**EXERCISE PROMPT**
Write out the whole listing, matching it exactly.

**AVAILABLE RECORDS**
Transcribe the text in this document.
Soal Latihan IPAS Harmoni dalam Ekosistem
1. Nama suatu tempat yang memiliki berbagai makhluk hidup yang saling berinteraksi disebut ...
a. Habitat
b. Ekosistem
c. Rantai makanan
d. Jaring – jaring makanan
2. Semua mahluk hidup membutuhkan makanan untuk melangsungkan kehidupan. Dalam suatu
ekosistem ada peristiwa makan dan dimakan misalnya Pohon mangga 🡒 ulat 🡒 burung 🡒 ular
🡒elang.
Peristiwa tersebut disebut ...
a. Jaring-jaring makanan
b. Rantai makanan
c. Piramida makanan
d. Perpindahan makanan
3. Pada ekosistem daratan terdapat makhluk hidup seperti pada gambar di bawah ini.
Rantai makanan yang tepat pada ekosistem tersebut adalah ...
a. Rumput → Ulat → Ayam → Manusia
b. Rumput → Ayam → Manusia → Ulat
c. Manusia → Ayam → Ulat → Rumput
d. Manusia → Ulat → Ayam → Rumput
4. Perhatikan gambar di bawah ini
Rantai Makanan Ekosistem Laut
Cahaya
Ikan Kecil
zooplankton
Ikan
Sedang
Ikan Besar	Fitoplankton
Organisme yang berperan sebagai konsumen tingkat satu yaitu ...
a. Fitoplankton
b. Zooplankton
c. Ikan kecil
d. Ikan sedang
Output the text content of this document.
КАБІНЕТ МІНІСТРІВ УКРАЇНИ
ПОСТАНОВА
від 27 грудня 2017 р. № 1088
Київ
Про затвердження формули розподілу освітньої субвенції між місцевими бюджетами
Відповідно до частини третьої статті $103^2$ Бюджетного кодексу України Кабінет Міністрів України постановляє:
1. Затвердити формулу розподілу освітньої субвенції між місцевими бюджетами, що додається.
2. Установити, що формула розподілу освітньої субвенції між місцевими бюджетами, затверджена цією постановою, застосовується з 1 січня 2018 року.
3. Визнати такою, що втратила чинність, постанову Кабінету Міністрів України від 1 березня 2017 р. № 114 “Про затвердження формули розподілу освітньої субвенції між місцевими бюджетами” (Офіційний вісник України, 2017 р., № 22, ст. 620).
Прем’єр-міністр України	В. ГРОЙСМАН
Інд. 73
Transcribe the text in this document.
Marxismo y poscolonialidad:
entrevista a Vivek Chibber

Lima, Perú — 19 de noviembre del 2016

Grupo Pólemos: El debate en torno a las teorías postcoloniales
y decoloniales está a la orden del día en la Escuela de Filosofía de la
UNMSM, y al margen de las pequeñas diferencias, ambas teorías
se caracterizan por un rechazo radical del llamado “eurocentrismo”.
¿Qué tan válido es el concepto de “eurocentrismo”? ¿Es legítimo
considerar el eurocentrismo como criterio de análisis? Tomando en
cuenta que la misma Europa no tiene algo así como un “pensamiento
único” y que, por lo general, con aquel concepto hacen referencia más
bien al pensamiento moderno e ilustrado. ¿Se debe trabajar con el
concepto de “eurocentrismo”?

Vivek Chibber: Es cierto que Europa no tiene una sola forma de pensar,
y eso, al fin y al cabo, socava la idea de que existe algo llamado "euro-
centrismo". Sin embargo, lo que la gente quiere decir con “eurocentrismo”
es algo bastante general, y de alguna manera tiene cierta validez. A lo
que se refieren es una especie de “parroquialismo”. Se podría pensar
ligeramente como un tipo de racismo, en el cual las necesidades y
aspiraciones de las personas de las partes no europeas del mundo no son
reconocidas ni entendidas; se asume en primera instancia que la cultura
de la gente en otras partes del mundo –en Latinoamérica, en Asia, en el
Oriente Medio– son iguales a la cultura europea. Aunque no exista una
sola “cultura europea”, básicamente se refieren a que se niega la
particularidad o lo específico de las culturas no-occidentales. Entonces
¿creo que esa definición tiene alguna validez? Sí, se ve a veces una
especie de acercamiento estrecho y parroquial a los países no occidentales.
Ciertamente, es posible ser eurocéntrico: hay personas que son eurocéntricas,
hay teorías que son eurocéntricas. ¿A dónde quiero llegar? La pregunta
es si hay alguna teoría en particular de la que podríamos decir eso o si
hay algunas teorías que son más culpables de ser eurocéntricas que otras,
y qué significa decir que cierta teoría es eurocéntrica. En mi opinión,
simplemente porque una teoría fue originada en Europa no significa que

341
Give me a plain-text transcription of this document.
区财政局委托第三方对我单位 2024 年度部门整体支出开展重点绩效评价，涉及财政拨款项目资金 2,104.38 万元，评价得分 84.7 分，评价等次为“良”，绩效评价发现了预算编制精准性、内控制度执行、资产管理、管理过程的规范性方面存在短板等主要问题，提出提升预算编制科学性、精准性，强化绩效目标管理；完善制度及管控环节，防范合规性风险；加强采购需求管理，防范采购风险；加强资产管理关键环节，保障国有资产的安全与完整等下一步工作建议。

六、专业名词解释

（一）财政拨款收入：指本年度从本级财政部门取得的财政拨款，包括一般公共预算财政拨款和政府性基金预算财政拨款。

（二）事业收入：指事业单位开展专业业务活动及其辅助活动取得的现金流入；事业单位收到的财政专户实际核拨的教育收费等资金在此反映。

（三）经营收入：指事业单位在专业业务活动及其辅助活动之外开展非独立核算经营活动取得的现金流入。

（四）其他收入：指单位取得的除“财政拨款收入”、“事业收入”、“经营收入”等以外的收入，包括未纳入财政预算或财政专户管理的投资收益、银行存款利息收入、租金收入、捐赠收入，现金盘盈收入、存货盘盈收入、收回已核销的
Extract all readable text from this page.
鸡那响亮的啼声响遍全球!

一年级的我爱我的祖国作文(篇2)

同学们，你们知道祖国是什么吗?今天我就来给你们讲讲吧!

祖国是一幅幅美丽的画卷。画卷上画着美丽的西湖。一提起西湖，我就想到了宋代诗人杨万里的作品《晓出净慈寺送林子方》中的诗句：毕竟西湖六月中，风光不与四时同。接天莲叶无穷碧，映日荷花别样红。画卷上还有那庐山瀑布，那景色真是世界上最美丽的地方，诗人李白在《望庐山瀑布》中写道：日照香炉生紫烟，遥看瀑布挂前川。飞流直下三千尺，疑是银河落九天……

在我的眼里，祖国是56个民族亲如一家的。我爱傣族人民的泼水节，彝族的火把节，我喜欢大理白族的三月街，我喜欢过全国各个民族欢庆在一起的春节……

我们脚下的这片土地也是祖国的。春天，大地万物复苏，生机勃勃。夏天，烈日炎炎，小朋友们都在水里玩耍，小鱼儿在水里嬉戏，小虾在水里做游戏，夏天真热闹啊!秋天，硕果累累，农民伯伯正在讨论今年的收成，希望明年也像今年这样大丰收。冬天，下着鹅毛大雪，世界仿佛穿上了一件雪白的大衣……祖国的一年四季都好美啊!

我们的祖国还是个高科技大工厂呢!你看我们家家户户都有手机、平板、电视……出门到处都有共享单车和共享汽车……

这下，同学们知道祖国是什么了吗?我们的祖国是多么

**ANSWER TO THIS TASK**
Transcribe the text in this document.
Soal Latihan IPAS Harmoni dalam Ekosistem
1. Nama suatu tempat yang memiliki berbagai makhluk hidup yang saling berinteraksi disebut ...
a. Habitat
b. Ekosistem
c. Rantai makanan
d. Jaring – jaring makanan
2. Semua mahluk hidup membutuhkan makanan untuk melangsungkan kehidupan. Dalam suatu
ekosistem ada peristiwa makan dan dimakan misalnya Pohon mangga 🡒 ulat 🡒 burung 🡒 ular
🡒elang.
Peristiwa tersebut disebut ...
a. Jaring-jaring makanan
b. Rantai makanan
c. Piramida makanan
d. Perpindahan makanan
3. Pada ekosistem daratan terdapat makhluk hidup seperti pada gambar di bawah ini.
Rantai makanan yang tepat pada ekosistem tersebut adalah ...
a. Rumput → Ulat → Ayam → Manusia
b. Rumput → Ayam → Manusia → Ulat
c. Manusia → Ayam → Ulat → Rumput
d. Manusia → Ulat → Ayam → Rumput
4. Perhatikan gambar di bawah ini
Rantai Makanan Ekosistem Laut
Cahaya
Ikan Kecil
zooplankton
Ikan
Sedang
Ikan Besar	Fitoplankton
Organisme yang berperan sebagai konsumen tingkat satu yaitu ...
a. Fitoplankton
b. Zooplankton
c. Ikan kecil
d. Ikan sedang
Output the text content of this document.
КАБІНЕТ МІНІСТРІВ УКРАЇНИ
ПОСТАНОВА
від 27 грудня 2017 р. № 1088
Київ
Про затвердження формули розподілу освітньої субвенції між місцевими бюджетами
Відповідно до частини третьої статті $103^2$ Бюджетного кодексу України Кабінет Міністрів України постановляє:
1. Затвердити формулу розподілу освітньої субвенції між місцевими бюджетами, що додається.
2. Установити, що формула розподілу освітньої субвенції між місцевими бюджетами, затверджена цією постановою, застосовується з 1 січня 2018 року.
3. Визнати такою, що втратила чинність, постанову Кабінету Міністрів України від 1 березня 2017 р. № 114 “Про затвердження формули розподілу освітньої субвенції між місцевими бюджетами” (Офіційний вісник України, 2017 р., № 22, ст. 620).
Прем’єр-міністр України	В. ГРОЙСМАН
Інд. 73
Transcribe the text in this document.
Marxismo y poscolonialidad:
entrevista a Vivek Chibber

Lima, Perú — 19 de noviembre del 2016

Grupo Pólemos: El debate en torno a las teorías postcoloniales
y decoloniales está a la orden del día en la Escuela de Filosofía de la
UNMSM, y al margen de las pequeñas diferencias, ambas teorías
se caracterizan por un rechazo radical del llamado “eurocentrismo”.
¿Qué tan válido es el concepto de “eurocentrismo”? ¿Es legítimo
considerar el eurocentrismo como criterio de análisis? Tomando en
cuenta que la misma Europa no tiene algo así como un “pensamiento
único” y que, por lo general, con aquel concepto hacen referencia más
bien al pensamiento moderno e ilustrado. ¿Se debe trabajar con el
concepto de “eurocentrismo”?

Vivek Chibber: Es cierto que Europa no tiene una sola forma de pensar,
y eso, al fin y al cabo, socava la idea de que existe algo llamado "euro-
centrismo". Sin embargo, lo que la gente quiere decir con “eurocentrismo”
es algo bastante general, y de alguna manera tiene cierta validez. A lo
que se refieren es una especie de “parroquialismo”. Se podría pensar
ligeramente como un tipo de racismo, en el cual las necesidades y
aspiraciones de las personas de las partes no europeas del mundo no son
reconocidas ni entendidas; se asume en primera instancia que la cultura
de la gente en otras partes del mundo –en Latinoamérica, en Asia, en el
Oriente Medio– son iguales a la cultura europea. Aunque no exista una
sola “cultura europea”, básicamente se refieren a que se niega la
particularidad o lo específico de las culturas no-occidentales. Entonces
¿creo que esa definición tiene alguna validez? Sí, se ve a veces una
especie de acercamiento estrecho y parroquial a los países no occidentales.
Ciertamente, es posible ser eurocéntrico: hay personas que son eurocéntricas,
hay teorías que son eurocéntricas. ¿A dónde quiero llegar? La pregunta
es si hay alguna teoría en particular de la que podríamos decir eso o si
hay algunas teorías que son más culpables de ser eurocéntricas que otras,
y qué significa decir que cierta teoría es eurocéntrica. En mi opinión,
simplemente porque una teoría fue originada en Europa no significa que

341
Give me a plain-text transcription of this document.
区财政局委托第三方对我单位 2024 年度部门整体支出开展重点绩效评价，涉及财政拨款项目资金 2,104.38 万元，评价得分 84.7 分，评价等次为“良”，绩效评价发现了预算编制精准性、内控制度执行、资产管理、管理过程的规范性方面存在短板等主要问题，提出提升预算编制科学性、精准性，强化绩效目标管理；完善制度及管控环节，防范合规性风险；加强采购需求管理，防范采购风险；加强资产管理关键环节，保障国有资产的安全与完整等下一步工作建议。

六、专业名词解释

（一）财政拨款收入：指本年度从本级财政部门取得的财政拨款，包括一般公共预算财政拨款和政府性基金预算财政拨款。

（二）事业收入：指事业单位开展专业业务活动及其辅助活动取得的现金流入；事业单位收到的财政专户实际核拨的教育收费等资金在此反映。

（三）经营收入：指事业单位在专业业务活动及其辅助活动之外开展非独立核算经营活动取得的现金流入。

（四）其他收入：指单位取得的除“财政拨款收入”、“事业收入”、“经营收入”等以外的收入，包括未纳入财政预算或财政专户管理的投资收益、银行存款利息收入、租金收入、捐赠收入，现金盘盈收入、存货盘盈收入、收回已核销的
Extract all readable text from this page.
鸡那响亮的啼声响遍全球!

一年级的我爱我的祖国作文(篇2)

同学们，你们知道祖国是什么吗?今天我就来给你们讲讲吧!

祖国是一幅幅美丽的画卷。画卷上画着美丽的西湖。一提起西湖，我就想到了宋代诗人杨万里的作品《晓出净慈寺送林子方》中的诗句：毕竟西湖六月中，风光不与四时同。接天莲叶无穷碧，映日荷花别样红。画卷上还有那庐山瀑布，那景色真是世界上最美丽的地方，诗人李白在《望庐山瀑布》中写道：日照香炉生紫烟，遥看瀑布挂前川。飞流直下三千尺，疑是银河落九天……

在我的眼里，祖国是56个民族亲如一家的。我爱傣族人民的泼水节，彝族的火把节，我喜欢大理白族的三月街，我喜欢过全国各个民族欢庆在一起的春节……

我们脚下的这片土地也是祖国的。春天，大地万物复苏，生机勃勃。夏天，烈日炎炎，小朋友们都在水里玩耍，小鱼儿在水里嬉戏，小虾在水里做游戏，夏天真热闹啊!秋天，硕果累累，农民伯伯正在讨论今年的收成，希望明年也像今年这样大丰收。冬天，下着鹅毛大雪，世界仿佛穿上了一件雪白的大衣……祖国的一年四季都好美啊!

我们的祖国还是个高科技大工厂呢!你看我们家家户户都有手机、平板、电视……出门到处都有共享单车和共享汽车……

这下，同学们知道祖国是什么了吗?我们的祖国是多么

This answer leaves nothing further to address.